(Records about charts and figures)
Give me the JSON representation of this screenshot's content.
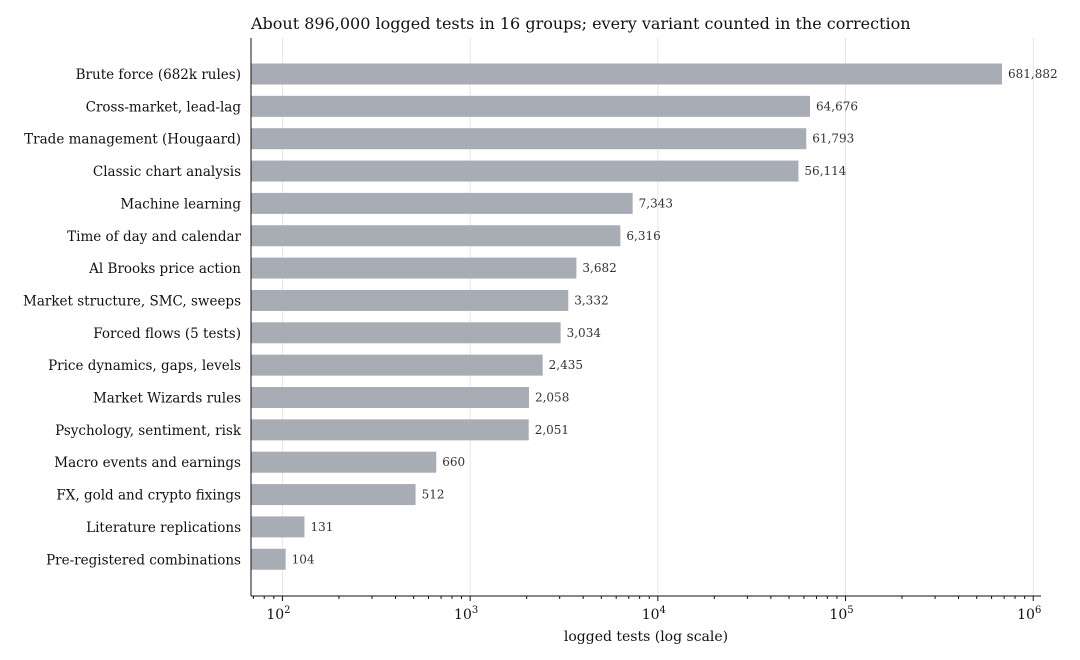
{
  "chart_data": {
    "type": "bar",
    "orientation": "horizontal",
    "title": "About 896,000 logged tests in 16 groups; every variant counted in the correction",
    "xlabel": "logged tests (log scale)",
    "ylabel": "",
    "x_scale": "log",
    "xlim": [
      68,
      1100000
    ],
    "grid": "vertical",
    "bar_color": "#a8adb5",
    "tick_labels": [
      {
        "base": "10",
        "exp": "2",
        "value": 100
      },
      {
        "base": "10",
        "exp": "3",
        "value": 1000
      },
      {
        "base": "10",
        "exp": "4",
        "value": 10000
      },
      {
        "base": "10",
        "exp": "5",
        "value": 100000
      },
      {
        "base": "10",
        "exp": "6",
        "value": 1000000
      }
    ],
    "categories": [
      "Brute force (682k rules)",
      "Cross-market, lead-lag",
      "Trade management (Hougaard)",
      "Classic chart analysis",
      "Machine learning",
      "Time of day and calendar",
      "Al Brooks price action",
      "Market structure, SMC, sweeps",
      "Forced flows (5 tests)",
      "Price dynamics, gaps, levels",
      "Market Wizards rules",
      "Psychology, sentiment, risk",
      "Macro events and earnings",
      "FX, gold and crypto fixings",
      "Literature replications",
      "Pre-registered combinations"
    ],
    "values": [
      681882,
      64676,
      61793,
      56114,
      7343,
      6316,
      3682,
      3332,
      3034,
      2435,
      2058,
      2051,
      660,
      512,
      131,
      104
    ],
    "value_labels": [
      "681,882",
      "64,676",
      "61,793",
      "56,114",
      "7,343",
      "6,316",
      "3,682",
      "3,332",
      "3,034",
      "2,435",
      "2,058",
      "2,051",
      "660",
      "512",
      "131",
      "104"
    ]
  }
}
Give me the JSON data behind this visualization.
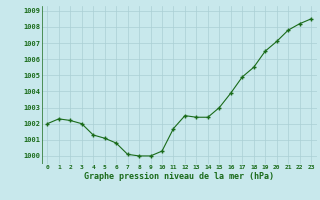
{
  "x": [
    0,
    1,
    2,
    3,
    4,
    5,
    6,
    7,
    8,
    9,
    10,
    11,
    12,
    13,
    14,
    15,
    16,
    17,
    18,
    19,
    20,
    21,
    22,
    23
  ],
  "y": [
    1002.0,
    1002.3,
    1002.2,
    1002.0,
    1001.3,
    1001.1,
    1000.8,
    1000.1,
    1000.0,
    1000.0,
    1000.3,
    1001.7,
    1002.5,
    1002.4,
    1002.4,
    1003.0,
    1003.9,
    1004.9,
    1005.5,
    1006.5,
    1007.1,
    1007.8,
    1008.2,
    1008.5
  ],
  "line_color": "#1a6b1a",
  "marker": "+",
  "marker_color": "#1a6b1a",
  "bg_color": "#c8e8ec",
  "grid_color": "#aacfd4",
  "xlabel": "Graphe pression niveau de la mer (hPa)",
  "xlabel_color": "#1a6b1a",
  "tick_color": "#1a6b1a",
  "ylim": [
    999.5,
    1009.3
  ],
  "yticks": [
    1000,
    1001,
    1002,
    1003,
    1004,
    1005,
    1006,
    1007,
    1008,
    1009
  ],
  "xticks": [
    0,
    1,
    2,
    3,
    4,
    5,
    6,
    7,
    8,
    9,
    10,
    11,
    12,
    13,
    14,
    15,
    16,
    17,
    18,
    19,
    20,
    21,
    22,
    23
  ],
  "xlim": [
    -0.5,
    23.5
  ]
}
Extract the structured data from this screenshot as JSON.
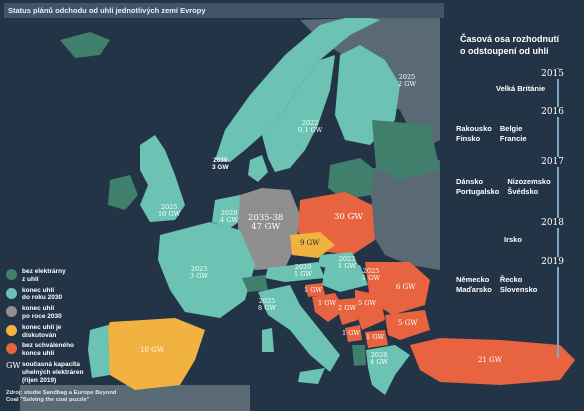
{
  "title": "Status plánů odchodu od uhlí jednotlivých zemí Evropy",
  "colors": {
    "background": "#233447",
    "no_coal": "#3f7f6b",
    "exit_by_2030": "#6cc2b3",
    "exit_after_2030": "#8f8f8f",
    "under_discussion": "#f2b23f",
    "approved_none": "#e8633f",
    "other_land": "#5a6a75"
  },
  "map_labels": {
    "norway": "2025\n2 GW",
    "finland": "2022\n0,1 GW",
    "sweden": "",
    "denmark": "2030\n3 GW",
    "uk": "2025\n10 GW",
    "netherlands": "2029\n4 GW",
    "germany": "2035-38\n47 GW",
    "poland": "30 GW",
    "czech": "9 GW",
    "france": "2023\n3 GW",
    "austria": "2020\n1 GW",
    "slovakia": "2023\n1 GW",
    "hungary": "2025\n1 GW",
    "italy": "2025\n8 GW",
    "romania": "6 GW",
    "bulgaria": "5 GW",
    "serbia": "5 GW",
    "bosnia": "2 GW",
    "slovenia": "1 GW",
    "croatia": "1 GW",
    "montenegro": "1 GW",
    "macedonia": "1 GW",
    "greece": "2028\n4 GW",
    "spain": "10 GW",
    "turkey": "21 GW",
    "portugal": ""
  },
  "legend": [
    {
      "label": "bez elektrárny\nz uhlí",
      "color": "#3f7f6b"
    },
    {
      "label": "konec uhlí\ndo roku 2030",
      "color": "#6cc2b3"
    },
    {
      "label": "konec uhlí\npo roce 2030",
      "color": "#8f8f8f"
    },
    {
      "label": "konec uhlí je\ndiskutován",
      "color": "#f2b23f"
    },
    {
      "label": "bez schváleného\nkonce uhlí",
      "color": "#e8633f"
    }
  ],
  "legend_gw": {
    "mark": "GW",
    "label": "současná kapacita\nuhelných elektráren\n(říjen 2019)"
  },
  "source": "Zdroj: studie Sandbag a Europe Beyond\nCoal \"Solving the coal puzzle\"",
  "timeline": {
    "heading": "Časová osa rozhodnutí\no odstoupení od uhlí",
    "years": [
      {
        "year": "2015",
        "countries": [
          "Velká Británie"
        ]
      },
      {
        "year": "2016",
        "countries": [
          "Rakousko",
          "Belgie",
          "Finsko",
          "Francie"
        ]
      },
      {
        "year": "2017",
        "countries": [
          "Dánsko",
          "Nizozemsko",
          "Portugalsko",
          "Švédsko"
        ]
      },
      {
        "year": "2018",
        "countries": [
          "Irsko"
        ]
      },
      {
        "year": "2019",
        "countries": [
          "Německo",
          "Řecko",
          "Maďarsko",
          "Slovensko"
        ]
      }
    ]
  }
}
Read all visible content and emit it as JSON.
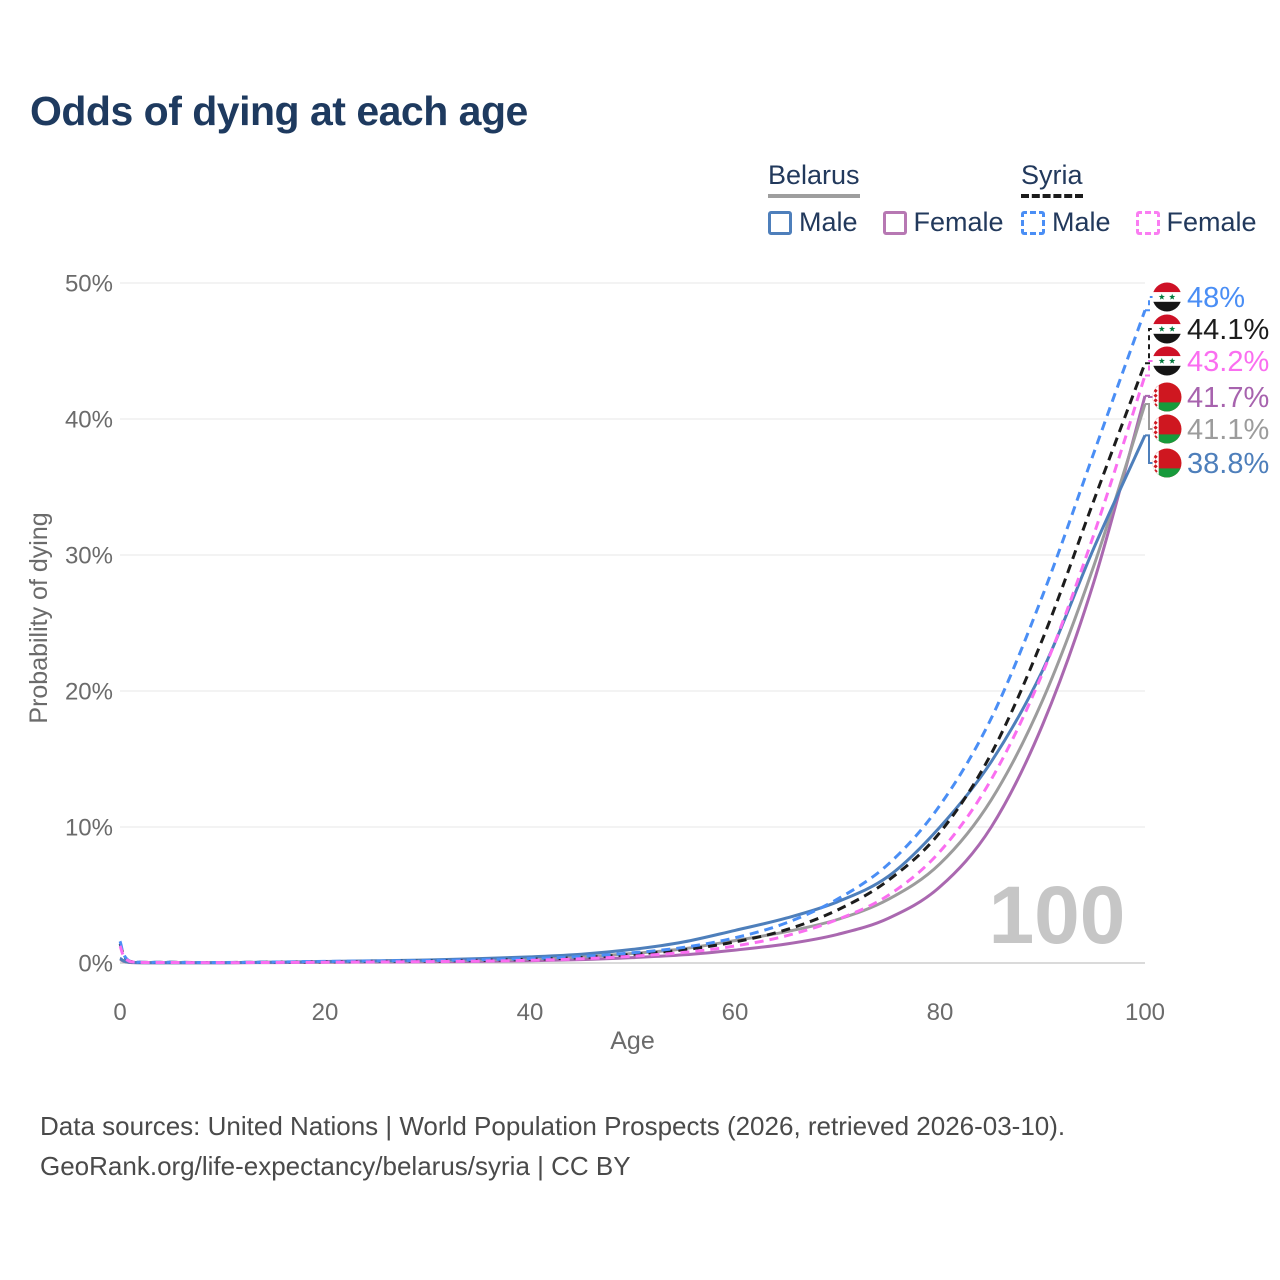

#### GOAL OF THE EXERCISE
State the number of lines in these entries that include the string "logged". Provide nothing beyond that number.

#### OUTPUT FOR THIS TASK
2